• **SHORT TASK**
Copy out every record below, word for word.

╭─ INPUT

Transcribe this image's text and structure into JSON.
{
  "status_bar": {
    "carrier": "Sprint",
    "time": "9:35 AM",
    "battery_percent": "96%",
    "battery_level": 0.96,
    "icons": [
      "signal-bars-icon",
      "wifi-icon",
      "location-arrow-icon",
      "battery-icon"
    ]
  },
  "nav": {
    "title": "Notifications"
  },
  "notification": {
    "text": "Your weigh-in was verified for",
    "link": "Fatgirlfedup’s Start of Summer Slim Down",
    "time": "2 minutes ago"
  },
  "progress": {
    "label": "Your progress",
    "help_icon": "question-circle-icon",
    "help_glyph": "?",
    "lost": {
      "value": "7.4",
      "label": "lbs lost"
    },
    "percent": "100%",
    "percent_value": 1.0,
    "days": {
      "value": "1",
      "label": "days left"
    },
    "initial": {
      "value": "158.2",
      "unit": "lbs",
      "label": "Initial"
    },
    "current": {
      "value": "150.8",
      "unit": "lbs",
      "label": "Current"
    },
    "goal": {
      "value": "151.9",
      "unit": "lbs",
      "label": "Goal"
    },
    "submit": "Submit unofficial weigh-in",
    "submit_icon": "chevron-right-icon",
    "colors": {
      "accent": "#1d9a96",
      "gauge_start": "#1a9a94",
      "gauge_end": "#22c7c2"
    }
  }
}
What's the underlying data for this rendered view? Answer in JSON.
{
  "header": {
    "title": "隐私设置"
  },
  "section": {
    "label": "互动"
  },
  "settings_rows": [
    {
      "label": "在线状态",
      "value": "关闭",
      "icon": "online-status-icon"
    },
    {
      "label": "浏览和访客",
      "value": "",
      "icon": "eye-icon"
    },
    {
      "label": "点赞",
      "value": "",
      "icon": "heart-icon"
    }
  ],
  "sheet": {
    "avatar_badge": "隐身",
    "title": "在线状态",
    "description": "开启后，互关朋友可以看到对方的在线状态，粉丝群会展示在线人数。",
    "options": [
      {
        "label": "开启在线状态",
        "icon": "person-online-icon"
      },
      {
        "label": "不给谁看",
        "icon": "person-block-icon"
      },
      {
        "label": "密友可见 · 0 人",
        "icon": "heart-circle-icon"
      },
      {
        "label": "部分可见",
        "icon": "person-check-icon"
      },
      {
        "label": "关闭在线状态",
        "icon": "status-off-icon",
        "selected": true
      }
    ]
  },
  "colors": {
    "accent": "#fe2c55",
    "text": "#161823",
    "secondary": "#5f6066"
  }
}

╰─

• **TASK SOLUTION**
Transcribe this image's text and structure into JSON.
{
  "status_bar": {
    "carrier": "Sprint",
    "time": "9:35 AM",
    "battery_percent": "96%",
    "battery_level": 0.96,
    "icons": [
      "signal-bars-icon",
      "wifi-icon",
      "location-arrow-icon",
      "battery-icon"
    ]
  },
  "nav": {
    "title": "Notifications"
  },
  "notification": {
    "text": "Your weigh-in was verified for",
    "link": "Fatgirlfedup’s Start of Summer Slim Down",
    "time": "2 minutes ago"
  },
  "progress": {
    "label": "Your progress",
    "help_icon": "question-circle-icon",
    "help_glyph": "?",
    "lost": {
      "value": "7.4",
      "label": "lbs lost"
    },
    "percent": "100%",
    "percent_value": 1.0,
    "days": {
      "value": "1",
      "label": "days left"
    },
    "initial": {
      "value": "158.2",
      "unit": "lbs",
      "label": "Initial"
    },
    "current": {
      "value": "150.8",
      "unit": "lbs",
      "label": "Current"
    },
    "goal": {
      "value": "151.9",
      "unit": "lbs",
      "label": "Goal"
    },
    "submit": "Submit unofficial weigh-in",
    "submit_icon": "chevron-right-icon",
    "colors": {
      "accent": "#1d9a96",
      "gauge_start": "#1a9a94",
      "gauge_end": "#22c7c2"
    }
  }
}
What's the underlying data for this rendered view? Answer in JSON.
{
  "header": {
    "title": "隐私设置"
  },
  "section": {
    "label": "互动"
  },
  "settings_rows": [
    {
      "label": "在线状态",
      "value": "关闭",
      "icon": "online-status-icon"
    },
    {
      "label": "浏览和访客",
      "value": "",
      "icon": "eye-icon"
    },
    {
      "label": "点赞",
      "value": "",
      "icon": "heart-icon"
    }
  ],
  "sheet": {
    "avatar_badge": "隐身",
    "title": "在线状态",
    "description": "开启后，互关朋友可以看到对方的在线状态，粉丝群会展示在线人数。",
    "options": [
      {
        "label": "开启在线状态",
        "icon": "person-online-icon"
      },
      {
        "label": "不给谁看",
        "icon": "person-block-icon"
      },
      {
        "label": "密友可见 · 0 人",
        "icon": "heart-circle-icon"
      },
      {
        "label": "部分可见",
        "icon": "person-check-icon"
      },
      {
        "label": "关闭在线状态",
        "icon": "status-off-icon",
        "selected": true
      }
    ]
  },
  "colors": {
    "accent": "#fe2c55",
    "text": "#161823",
    "secondary": "#5f6066"
  }
}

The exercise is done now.